DATA EXTRACT >>
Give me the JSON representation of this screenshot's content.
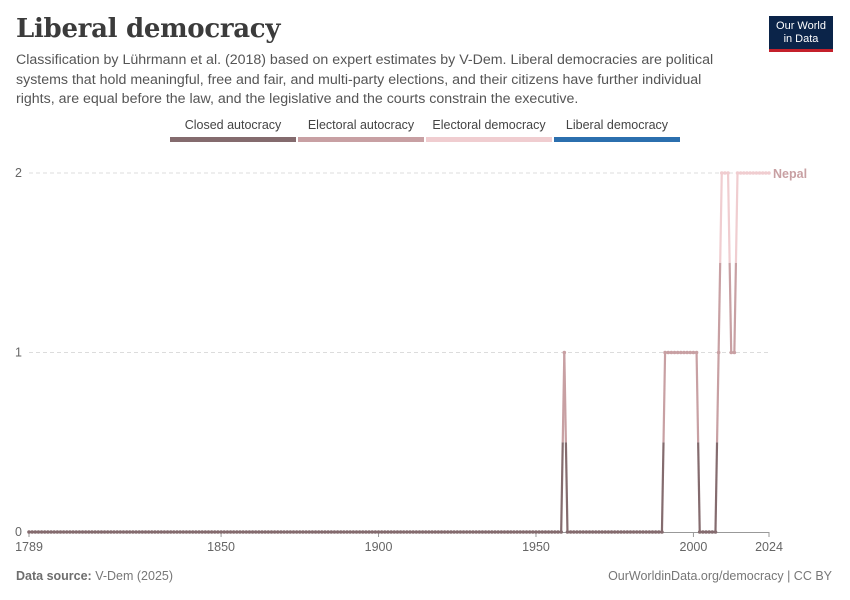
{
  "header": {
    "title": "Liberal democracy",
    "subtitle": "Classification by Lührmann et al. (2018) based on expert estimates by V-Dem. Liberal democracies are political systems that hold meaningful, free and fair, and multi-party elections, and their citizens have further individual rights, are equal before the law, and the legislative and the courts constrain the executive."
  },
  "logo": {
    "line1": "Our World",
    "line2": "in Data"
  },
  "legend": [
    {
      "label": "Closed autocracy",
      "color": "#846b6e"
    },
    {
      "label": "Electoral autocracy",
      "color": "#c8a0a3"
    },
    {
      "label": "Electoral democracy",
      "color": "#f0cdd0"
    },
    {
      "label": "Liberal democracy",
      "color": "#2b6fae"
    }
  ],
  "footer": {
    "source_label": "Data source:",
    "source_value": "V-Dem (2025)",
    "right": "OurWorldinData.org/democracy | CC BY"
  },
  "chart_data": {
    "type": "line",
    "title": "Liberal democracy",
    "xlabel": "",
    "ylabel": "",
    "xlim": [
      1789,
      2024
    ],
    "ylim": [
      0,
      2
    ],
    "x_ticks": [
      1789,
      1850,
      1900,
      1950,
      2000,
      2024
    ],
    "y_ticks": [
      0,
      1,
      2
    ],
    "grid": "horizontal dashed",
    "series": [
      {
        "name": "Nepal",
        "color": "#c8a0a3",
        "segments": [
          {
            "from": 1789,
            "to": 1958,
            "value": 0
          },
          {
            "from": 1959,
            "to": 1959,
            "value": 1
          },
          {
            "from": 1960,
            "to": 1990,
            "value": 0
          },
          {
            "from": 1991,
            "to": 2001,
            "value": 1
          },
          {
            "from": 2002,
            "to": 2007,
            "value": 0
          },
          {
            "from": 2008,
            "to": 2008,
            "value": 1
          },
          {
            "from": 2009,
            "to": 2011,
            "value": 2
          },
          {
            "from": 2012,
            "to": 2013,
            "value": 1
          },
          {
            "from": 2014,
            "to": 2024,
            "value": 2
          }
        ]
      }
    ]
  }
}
---
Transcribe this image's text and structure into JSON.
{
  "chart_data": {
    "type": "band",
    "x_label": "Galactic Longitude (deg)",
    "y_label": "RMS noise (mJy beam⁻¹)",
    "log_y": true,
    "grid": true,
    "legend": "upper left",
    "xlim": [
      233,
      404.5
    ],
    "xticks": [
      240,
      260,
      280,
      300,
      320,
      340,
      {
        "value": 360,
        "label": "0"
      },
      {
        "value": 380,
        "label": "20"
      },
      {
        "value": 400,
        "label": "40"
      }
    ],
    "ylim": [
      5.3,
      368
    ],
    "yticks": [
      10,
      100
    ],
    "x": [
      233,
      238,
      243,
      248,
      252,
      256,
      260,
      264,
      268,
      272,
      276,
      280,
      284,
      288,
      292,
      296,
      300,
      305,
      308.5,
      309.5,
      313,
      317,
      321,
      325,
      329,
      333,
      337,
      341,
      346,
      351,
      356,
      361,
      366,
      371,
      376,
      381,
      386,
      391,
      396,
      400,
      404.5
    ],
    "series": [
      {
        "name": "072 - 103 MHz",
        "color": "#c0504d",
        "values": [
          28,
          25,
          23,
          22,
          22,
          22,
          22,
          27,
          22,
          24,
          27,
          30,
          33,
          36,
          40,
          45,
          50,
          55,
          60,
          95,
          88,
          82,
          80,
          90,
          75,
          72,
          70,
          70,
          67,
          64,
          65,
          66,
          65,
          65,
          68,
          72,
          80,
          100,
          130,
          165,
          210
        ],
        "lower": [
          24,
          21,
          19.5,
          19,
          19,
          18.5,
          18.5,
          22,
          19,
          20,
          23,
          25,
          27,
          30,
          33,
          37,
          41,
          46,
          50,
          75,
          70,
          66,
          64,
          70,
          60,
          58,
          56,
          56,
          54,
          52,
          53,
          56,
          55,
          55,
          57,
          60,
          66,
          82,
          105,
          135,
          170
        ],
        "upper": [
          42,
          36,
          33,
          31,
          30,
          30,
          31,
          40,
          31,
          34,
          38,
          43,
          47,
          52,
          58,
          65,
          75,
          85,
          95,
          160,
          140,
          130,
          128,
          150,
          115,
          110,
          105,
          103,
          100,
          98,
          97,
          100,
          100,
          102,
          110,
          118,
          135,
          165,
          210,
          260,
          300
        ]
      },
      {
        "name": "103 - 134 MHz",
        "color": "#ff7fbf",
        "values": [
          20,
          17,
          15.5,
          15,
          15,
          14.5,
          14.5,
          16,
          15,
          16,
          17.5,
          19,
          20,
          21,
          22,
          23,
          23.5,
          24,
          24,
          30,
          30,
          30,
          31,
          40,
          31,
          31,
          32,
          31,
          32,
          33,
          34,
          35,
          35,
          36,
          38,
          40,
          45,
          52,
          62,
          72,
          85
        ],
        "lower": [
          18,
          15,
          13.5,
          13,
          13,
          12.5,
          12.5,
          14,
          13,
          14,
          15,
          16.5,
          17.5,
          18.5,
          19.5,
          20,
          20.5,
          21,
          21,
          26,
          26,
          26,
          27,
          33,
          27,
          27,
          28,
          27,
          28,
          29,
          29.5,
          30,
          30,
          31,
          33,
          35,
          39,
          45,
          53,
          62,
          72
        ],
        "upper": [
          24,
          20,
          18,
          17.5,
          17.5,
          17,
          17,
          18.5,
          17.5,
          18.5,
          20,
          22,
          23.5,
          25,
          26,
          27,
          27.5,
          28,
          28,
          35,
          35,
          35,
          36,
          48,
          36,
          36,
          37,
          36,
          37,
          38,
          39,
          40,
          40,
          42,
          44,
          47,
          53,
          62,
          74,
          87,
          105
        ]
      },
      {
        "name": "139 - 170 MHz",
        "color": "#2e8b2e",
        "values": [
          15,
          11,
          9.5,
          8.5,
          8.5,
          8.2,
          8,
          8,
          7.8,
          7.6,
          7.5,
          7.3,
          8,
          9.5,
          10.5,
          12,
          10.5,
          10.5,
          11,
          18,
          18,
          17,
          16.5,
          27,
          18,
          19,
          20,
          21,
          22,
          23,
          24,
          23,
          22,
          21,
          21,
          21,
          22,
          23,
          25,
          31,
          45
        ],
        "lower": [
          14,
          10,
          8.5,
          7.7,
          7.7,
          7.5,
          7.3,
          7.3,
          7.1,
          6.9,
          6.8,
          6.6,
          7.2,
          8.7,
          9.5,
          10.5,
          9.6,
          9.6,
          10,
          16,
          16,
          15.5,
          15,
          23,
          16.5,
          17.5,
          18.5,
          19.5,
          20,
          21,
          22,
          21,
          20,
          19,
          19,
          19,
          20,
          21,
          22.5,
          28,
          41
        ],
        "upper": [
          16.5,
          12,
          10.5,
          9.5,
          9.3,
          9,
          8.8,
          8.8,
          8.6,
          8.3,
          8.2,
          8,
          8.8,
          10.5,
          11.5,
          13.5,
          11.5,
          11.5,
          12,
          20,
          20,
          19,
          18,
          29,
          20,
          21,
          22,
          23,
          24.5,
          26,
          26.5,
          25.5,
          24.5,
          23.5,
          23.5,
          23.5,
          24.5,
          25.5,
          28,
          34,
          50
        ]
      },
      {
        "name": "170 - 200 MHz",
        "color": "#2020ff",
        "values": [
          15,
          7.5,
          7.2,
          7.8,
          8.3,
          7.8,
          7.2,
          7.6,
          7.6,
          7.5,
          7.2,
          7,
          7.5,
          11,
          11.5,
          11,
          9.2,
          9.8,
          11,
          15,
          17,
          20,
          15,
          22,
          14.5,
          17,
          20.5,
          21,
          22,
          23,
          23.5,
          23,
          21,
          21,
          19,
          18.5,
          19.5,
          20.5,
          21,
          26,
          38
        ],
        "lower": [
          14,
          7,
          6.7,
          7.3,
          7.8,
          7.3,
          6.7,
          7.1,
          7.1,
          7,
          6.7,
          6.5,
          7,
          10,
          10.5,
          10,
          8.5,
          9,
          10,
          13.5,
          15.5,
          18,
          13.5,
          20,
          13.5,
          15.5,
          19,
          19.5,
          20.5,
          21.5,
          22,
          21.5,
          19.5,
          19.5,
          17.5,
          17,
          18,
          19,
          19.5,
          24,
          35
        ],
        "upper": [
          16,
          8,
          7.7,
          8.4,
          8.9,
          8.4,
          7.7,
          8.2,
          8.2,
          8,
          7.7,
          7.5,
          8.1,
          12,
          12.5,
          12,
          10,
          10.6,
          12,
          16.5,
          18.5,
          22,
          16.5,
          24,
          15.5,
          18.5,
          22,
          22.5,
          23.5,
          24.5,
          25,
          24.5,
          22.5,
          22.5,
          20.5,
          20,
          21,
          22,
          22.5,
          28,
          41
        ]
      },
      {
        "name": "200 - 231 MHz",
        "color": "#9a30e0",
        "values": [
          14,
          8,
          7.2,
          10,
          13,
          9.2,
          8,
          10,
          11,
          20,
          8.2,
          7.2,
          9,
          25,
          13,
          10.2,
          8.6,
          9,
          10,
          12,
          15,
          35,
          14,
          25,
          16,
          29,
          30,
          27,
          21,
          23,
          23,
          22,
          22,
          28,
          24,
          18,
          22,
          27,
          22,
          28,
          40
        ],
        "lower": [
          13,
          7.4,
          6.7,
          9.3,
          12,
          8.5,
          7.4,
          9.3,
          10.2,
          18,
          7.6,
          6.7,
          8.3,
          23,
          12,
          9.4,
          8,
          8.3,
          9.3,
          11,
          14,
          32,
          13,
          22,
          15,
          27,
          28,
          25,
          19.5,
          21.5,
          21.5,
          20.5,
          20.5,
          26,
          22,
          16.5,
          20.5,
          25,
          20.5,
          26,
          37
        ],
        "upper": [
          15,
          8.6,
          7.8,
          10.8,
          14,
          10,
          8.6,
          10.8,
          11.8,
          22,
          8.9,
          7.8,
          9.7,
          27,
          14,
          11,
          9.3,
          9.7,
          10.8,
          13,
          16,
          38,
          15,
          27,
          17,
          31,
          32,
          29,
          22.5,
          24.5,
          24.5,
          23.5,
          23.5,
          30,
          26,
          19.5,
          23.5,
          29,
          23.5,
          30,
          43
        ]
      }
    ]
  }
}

TASK TO CARRY OUT >>
Show the lines from the data above that contain the string "name".

COMPLETE RESPONSE >>
        "name": "Nepal",
        "name": "072 - 103 MHz",
        "name": "103 - 134 MHz",
        "name": "139 - 170 MHz",
        "name": "170 - 200 MHz",
        "name": "200 - 231 MHz",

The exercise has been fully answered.